**YOUR TASK:** Print the entries that appear below, exactly as written and without their pictures.

**DATA FOR THIS EXERCISE:**
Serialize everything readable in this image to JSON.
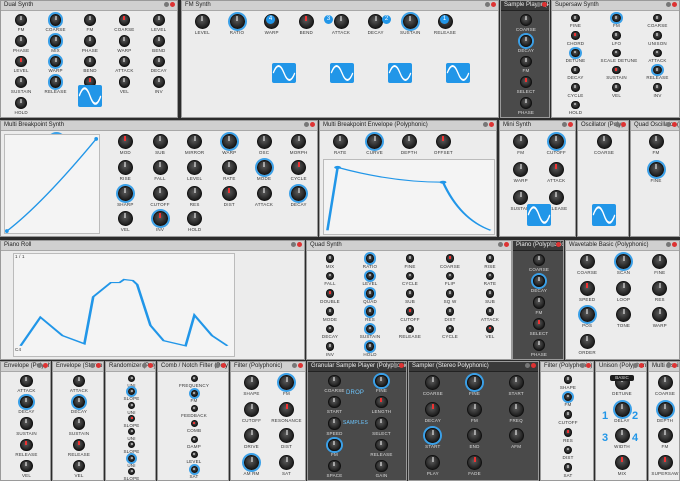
{
  "modules": {
    "dual_synth": {
      "title": "Dual Synth",
      "labels": [
        "FM",
        "COARSE",
        "FM",
        "COARSE",
        "LEVEL",
        "PHASE",
        "MIX",
        "PHASE",
        "WARP",
        "BEND",
        "LEVEL",
        "WARP",
        "BEND",
        "ATTACK",
        "DECAY",
        "SUSTAIN",
        "RELEASE",
        "CYCLE",
        "VEL",
        "INV",
        "HOLD"
      ]
    },
    "fm_synth": {
      "title": "FM Synth",
      "algo": "ALGO",
      "ops": [
        "4",
        "3",
        "2",
        "1"
      ],
      "labels": [
        "LEVEL",
        "RATIO",
        "WARP",
        "BEND",
        "ATTACK",
        "DECAY",
        "SUSTAIN",
        "RELEASE"
      ]
    },
    "sample_player": {
      "title": "Sample Player (Pol",
      "labels": [
        "COARSE",
        "DECAY",
        "FM",
        "SELECT",
        "PHASE"
      ]
    },
    "supersaw": {
      "title": "Supersaw Synth",
      "labels": [
        "FINE",
        "FM",
        "COARSE",
        "CHORD",
        "LFO",
        "UNISON",
        "DETUNE",
        "SCALE DETUNE",
        "ATTACK",
        "DECAY",
        "SUSTAIN",
        "RELEASE",
        "CYCLE",
        "VEL",
        "INV",
        "HOLD"
      ]
    },
    "multi_breakpoint": {
      "title": "Multi Breakpoint Synth",
      "labels": [
        "MIX",
        "COARSE",
        "CURVE",
        "MOD",
        "SUB",
        "MIRROR",
        "WARP",
        "OSC",
        "MORPH",
        "WARP",
        "SHAPE",
        "LP 4",
        "RISE",
        "FALL",
        "LEVEL",
        "RATE",
        "MODE",
        "CYCLE",
        "SHUFFLE",
        "FLIP",
        "SUB",
        "SHARP",
        "CUTOFF",
        "RES",
        "DIST",
        "ATTACK",
        "DECAY",
        "SUSTAIN",
        "RELEASE",
        "CYCLE",
        "VEL",
        "INV",
        "HOLD"
      ],
      "pages": [
        "1",
        "2"
      ]
    },
    "mbp_envelope": {
      "title": "Multi Breakpoint Envelope (Polyphonic)",
      "labels": [
        "RATE",
        "CURVE",
        "DEPTH",
        "OFFSET"
      ],
      "grid": [
        "ENV",
        "1",
        "2",
        "3",
        "4",
        "5",
        "6",
        "7",
        "8"
      ]
    },
    "mini_synth": {
      "title": "Mini Synth",
      "labels": [
        "FM",
        "CUTOFF",
        "WARP",
        "ATTACK",
        "SUSTAIN",
        "RELEASE"
      ]
    },
    "oscillator": {
      "title": "Oscillator (Polyp",
      "labels": [
        "COARSE"
      ]
    },
    "quad_osc": {
      "title": "Quad Oscillator (Po",
      "labels": [
        "FM",
        "FINE"
      ]
    },
    "piano_roll": {
      "title": "Piano Roll",
      "step": "1 / 1",
      "side_labels": [
        "OFF",
        "RATE",
        "PATTERN",
        "PITCH",
        "TIME",
        "EXPAND",
        "STRETCH",
        "LENGTH",
        "SWING"
      ],
      "note": "C4"
    },
    "quad_synth": {
      "title": "Quad Synth",
      "labels": [
        "MIX",
        "RATIO",
        "FINE",
        "COARSE",
        "RISE",
        "FALL",
        "LEVEL",
        "CYCLE",
        "FLIP",
        "RATE",
        "DOUBLE",
        "QUAD",
        "SUB",
        "SQ W",
        "SUB",
        "MODE",
        "RES",
        "CUTOFF",
        "DIST",
        "ATTACK",
        "DECAY",
        "SUSTAIN",
        "RELEASE",
        "CYCLE",
        "VEL",
        "INV",
        "HOLD"
      ]
    },
    "piano_poly": {
      "title": "Piano (Polyphonic)",
      "labels": [
        "COARSE",
        "DECAY",
        "FM",
        "SELECT",
        "PHASE"
      ]
    },
    "wavetable": {
      "title": "Wavetable Basic (Polyphonic)",
      "labels": [
        "COARSE",
        "SCAN",
        "FINE",
        "SPEED",
        "LOOP",
        "RES",
        "POS",
        "TONE",
        "WARP",
        "ORDER"
      ]
    },
    "envelope": {
      "title": "Envelope (Polypho",
      "labels": [
        "ATTACK",
        "DECAY",
        "SUSTAIN",
        "RELEASE",
        "VEL"
      ]
    },
    "envelope_stereo": {
      "title": "Envelope (Stereo P",
      "labels": [
        "ATTACK",
        "DECAY",
        "SUSTAIN",
        "RELEASE",
        "VEL"
      ]
    },
    "randomizer": {
      "title": "Randomizer (Polyp",
      "labels": [
        "UNI",
        "SLOPE",
        "UNI",
        "SLOPE",
        "UNI",
        "SLOPE",
        "UNI",
        "SLOPE"
      ]
    },
    "comb": {
      "title": "Comb / Notch Filter (Polyph",
      "labels": [
        "FREQUENCY",
        "FM",
        "FEEDBACK",
        "COMB",
        "DAMP",
        "LEVEL",
        "SAT"
      ]
    },
    "filter1": {
      "title": "Filter (Polyphonic)",
      "labels": [
        "SHAPE",
        "FM",
        "CUTOFF",
        "RESONANCE",
        "DRIVE",
        "DIST",
        "AM RM",
        "SAT"
      ]
    },
    "granular": {
      "title": "Granular Sample Player (Polyphonic)",
      "drop": "DROP",
      "samples": "SAMPLES",
      "labels": [
        "COARSE",
        "FINE",
        "START",
        "LENGTH",
        "SPEED",
        "SELECT",
        "FM",
        "RELEASE",
        "SPACE",
        "GAIN"
      ]
    },
    "sampler": {
      "title": "Sampler (Stereo Polyphonic)",
      "labels": [
        "COARSE",
        "FINE",
        "START",
        "DECAY",
        "FM",
        "FREQ",
        "START",
        "END",
        "AFM",
        "PLAY",
        "FADE"
      ]
    },
    "filter2": {
      "title": "Filter (Polyphonic)",
      "labels": [
        "SHAPE",
        "FM",
        "CUTOFF",
        "RES",
        "DIST",
        "SAT"
      ]
    },
    "unison": {
      "title": "Unison (Polyphonic)",
      "mode": "BASIC",
      "labels": [
        "DETUNE",
        "DELAY",
        "WIDTH",
        "MIX"
      ],
      "nums": [
        "1",
        "2",
        "3",
        "4"
      ]
    },
    "multi_osc": {
      "title": "Multi Oscilla",
      "labels": [
        "COARSE",
        "DEPTH",
        "FM",
        "SUPERSAW"
      ]
    }
  },
  "colors": {
    "accent": "#2196e8",
    "panel": "#ececec",
    "dark": "#4a4a4a",
    "knob": "#1e1e1e"
  }
}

**TASK SOLUTION:**
Serialize everything readable in this image to JSON.
{
  "modules": {
    "dual_synth": {
      "title": "Dual Synth",
      "labels": [
        "FM",
        "COARSE",
        "FM",
        "COARSE",
        "LEVEL",
        "PHASE",
        "MIX",
        "PHASE",
        "WARP",
        "BEND",
        "LEVEL",
        "WARP",
        "BEND",
        "ATTACK",
        "DECAY",
        "SUSTAIN",
        "RELEASE",
        "CYCLE",
        "VEL",
        "INV",
        "HOLD"
      ]
    },
    "fm_synth": {
      "title": "FM Synth",
      "algo": "ALGO",
      "ops": [
        "4",
        "3",
        "2",
        "1"
      ],
      "labels": [
        "LEVEL",
        "RATIO",
        "WARP",
        "BEND",
        "ATTACK",
        "DECAY",
        "SUSTAIN",
        "RELEASE"
      ]
    },
    "sample_player": {
      "title": "Sample Player (Pol",
      "labels": [
        "COARSE",
        "DECAY",
        "FM",
        "SELECT",
        "PHASE"
      ]
    },
    "supersaw": {
      "title": "Supersaw Synth",
      "labels": [
        "FINE",
        "FM",
        "COARSE",
        "CHORD",
        "LFO",
        "UNISON",
        "DETUNE",
        "SCALE DETUNE",
        "ATTACK",
        "DECAY",
        "SUSTAIN",
        "RELEASE",
        "CYCLE",
        "VEL",
        "INV",
        "HOLD"
      ]
    },
    "multi_breakpoint": {
      "title": "Multi Breakpoint Synth",
      "labels": [
        "MIX",
        "COARSE",
        "CURVE",
        "MOD",
        "SUB",
        "MIRROR",
        "WARP",
        "OSC",
        "MORPH",
        "WARP",
        "SHAPE",
        "LP 4",
        "RISE",
        "FALL",
        "LEVEL",
        "RATE",
        "MODE",
        "CYCLE",
        "SHUFFLE",
        "FLIP",
        "SUB",
        "SHARP",
        "CUTOFF",
        "RES",
        "DIST",
        "ATTACK",
        "DECAY",
        "SUSTAIN",
        "RELEASE",
        "CYCLE",
        "VEL",
        "INV",
        "HOLD"
      ],
      "pages": [
        "1",
        "2"
      ]
    },
    "mbp_envelope": {
      "title": "Multi Breakpoint Envelope (Polyphonic)",
      "labels": [
        "RATE",
        "CURVE",
        "DEPTH",
        "OFFSET"
      ],
      "grid": [
        "ENV",
        "1",
        "2",
        "3",
        "4",
        "5",
        "6",
        "7",
        "8"
      ]
    },
    "mini_synth": {
      "title": "Mini Synth",
      "labels": [
        "FM",
        "CUTOFF",
        "WARP",
        "ATTACK",
        "SUSTAIN",
        "RELEASE"
      ]
    },
    "oscillator": {
      "title": "Oscillator (Polyp",
      "labels": [
        "COARSE"
      ]
    },
    "quad_osc": {
      "title": "Quad Oscillator (Po",
      "labels": [
        "FM",
        "FINE"
      ]
    },
    "piano_roll": {
      "title": "Piano Roll",
      "step": "1 / 1",
      "side_labels": [
        "OFF",
        "RATE",
        "PATTERN",
        "PITCH",
        "TIME",
        "EXPAND",
        "STRETCH",
        "LENGTH",
        "SWING"
      ],
      "note": "C4"
    },
    "quad_synth": {
      "title": "Quad Synth",
      "labels": [
        "MIX",
        "RATIO",
        "FINE",
        "COARSE",
        "RISE",
        "FALL",
        "LEVEL",
        "CYCLE",
        "FLIP",
        "RATE",
        "DOUBLE",
        "QUAD",
        "SUB",
        "SQ W",
        "SUB",
        "MODE",
        "RES",
        "CUTOFF",
        "DIST",
        "ATTACK",
        "DECAY",
        "SUSTAIN",
        "RELEASE",
        "CYCLE",
        "VEL",
        "INV",
        "HOLD"
      ]
    },
    "piano_poly": {
      "title": "Piano (Polyphonic)",
      "labels": [
        "COARSE",
        "DECAY",
        "FM",
        "SELECT",
        "PHASE"
      ]
    },
    "wavetable": {
      "title": "Wavetable Basic (Polyphonic)",
      "labels": [
        "COARSE",
        "SCAN",
        "FINE",
        "SPEED",
        "LOOP",
        "RES",
        "POS",
        "TONE",
        "WARP",
        "ORDER"
      ]
    },
    "envelope": {
      "title": "Envelope (Polypho",
      "labels": [
        "ATTACK",
        "DECAY",
        "SUSTAIN",
        "RELEASE",
        "VEL"
      ]
    },
    "envelope_stereo": {
      "title": "Envelope (Stereo P",
      "labels": [
        "ATTACK",
        "DECAY",
        "SUSTAIN",
        "RELEASE",
        "VEL"
      ]
    },
    "randomizer": {
      "title": "Randomizer (Polyp",
      "labels": [
        "UNI",
        "SLOPE",
        "UNI",
        "SLOPE",
        "UNI",
        "SLOPE",
        "UNI",
        "SLOPE"
      ]
    },
    "comb": {
      "title": "Comb / Notch Filter (Polyph",
      "labels": [
        "FREQUENCY",
        "FM",
        "FEEDBACK",
        "COMB",
        "DAMP",
        "LEVEL",
        "SAT"
      ]
    },
    "filter1": {
      "title": "Filter (Polyphonic)",
      "labels": [
        "SHAPE",
        "FM",
        "CUTOFF",
        "RESONANCE",
        "DRIVE",
        "DIST",
        "AM RM",
        "SAT"
      ]
    },
    "granular": {
      "title": "Granular Sample Player (Polyphonic)",
      "drop": "DROP",
      "samples": "SAMPLES",
      "labels": [
        "COARSE",
        "FINE",
        "START",
        "LENGTH",
        "SPEED",
        "SELECT",
        "FM",
        "RELEASE",
        "SPACE",
        "GAIN"
      ]
    },
    "sampler": {
      "title": "Sampler (Stereo Polyphonic)",
      "labels": [
        "COARSE",
        "FINE",
        "START",
        "DECAY",
        "FM",
        "FREQ",
        "START",
        "END",
        "AFM",
        "PLAY",
        "FADE"
      ]
    },
    "filter2": {
      "title": "Filter (Polyphonic)",
      "labels": [
        "SHAPE",
        "FM",
        "CUTOFF",
        "RES",
        "DIST",
        "SAT"
      ]
    },
    "unison": {
      "title": "Unison (Polyphonic)",
      "mode": "BASIC",
      "labels": [
        "DETUNE",
        "DELAY",
        "WIDTH",
        "MIX"
      ],
      "nums": [
        "1",
        "2",
        "3",
        "4"
      ]
    },
    "multi_osc": {
      "title": "Multi Oscilla",
      "labels": [
        "COARSE",
        "DEPTH",
        "FM",
        "SUPERSAW"
      ]
    }
  },
  "colors": {
    "accent": "#2196e8",
    "panel": "#ececec",
    "dark": "#4a4a4a",
    "knob": "#1e1e1e"
  }
}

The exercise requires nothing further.